*GOAL OF THE EXERCISE*:
Give the count of lines that include the string "this". Add nothing to it.

Data tied to figure images:
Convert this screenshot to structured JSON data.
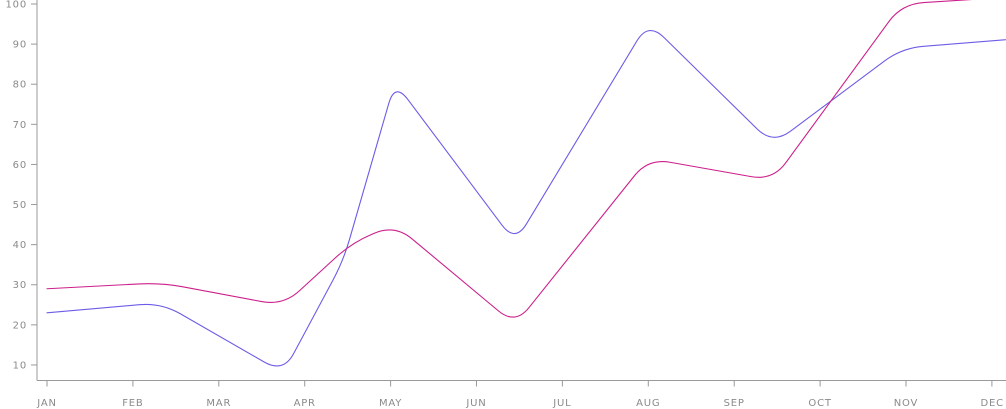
{
  "chart_data": {
    "type": "line",
    "categories": [
      "JAN",
      "FEB",
      "MAR",
      "APR",
      "MAY",
      "JUN",
      "JUL",
      "AUG",
      "SEP",
      "OCT",
      "NOV",
      "DEC"
    ],
    "x": [
      0,
      1.33,
      2.6,
      3.4,
      4.0,
      5.45,
      6.9,
      8.45,
      9.95,
      11.5
    ],
    "series": [
      {
        "color": "#6c5ce7",
        "x": [
          0,
          1.33,
          2.75,
          3.45,
          4.05,
          5.45,
          7.0,
          8.45,
          9.95,
          11.4
        ],
        "values": [
          23,
          25.5,
          8,
          36,
          80.5,
          40.5,
          95.5,
          65,
          89,
          91.5
        ]
      },
      {
        "color": "#cc1f8a",
        "x": [
          0,
          1.33,
          2.75,
          3.55,
          4.05,
          5.45,
          7.0,
          8.45,
          9.95,
          11.4
        ],
        "values": [
          29,
          30.5,
          24.8,
          40.5,
          45,
          20,
          61.5,
          56,
          100,
          102
        ]
      }
    ],
    "yticks": [
      10,
      20,
      30,
      40,
      50,
      60,
      70,
      80,
      90,
      100
    ],
    "ylim": [
      6,
      101
    ],
    "xlim": [
      -0.13,
      11.2
    ],
    "grid": false,
    "xlabel": "",
    "ylabel": ""
  }
}
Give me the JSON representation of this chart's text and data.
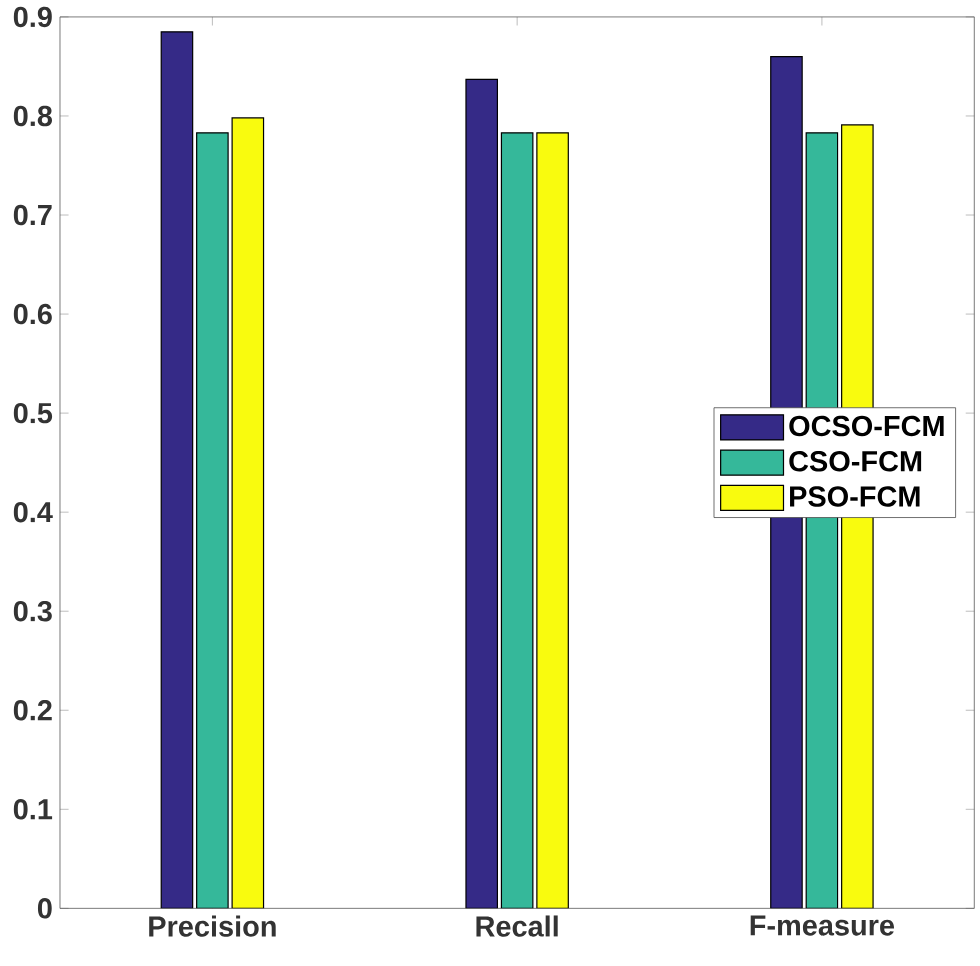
{
  "chart_data": {
    "type": "bar",
    "categories": [
      "Precision",
      "Recall",
      "F-measure"
    ],
    "series": [
      {
        "name": "OCSO-FCM",
        "color": "#352a87",
        "values": [
          0.885,
          0.837,
          0.86
        ]
      },
      {
        "name": "CSO-FCM",
        "color": "#35b89a",
        "values": [
          0.783,
          0.783,
          0.783
        ]
      },
      {
        "name": "PSO-FCM",
        "color": "#f9fb0e",
        "values": [
          0.798,
          0.783,
          0.791
        ]
      }
    ],
    "ylim": [
      0,
      0.9
    ],
    "yticks": [
      0,
      0.1,
      0.2,
      0.3,
      0.4,
      0.5,
      0.6,
      0.7,
      0.8,
      0.9
    ],
    "legend": "right"
  }
}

*CORRECT RESPONSE*:
2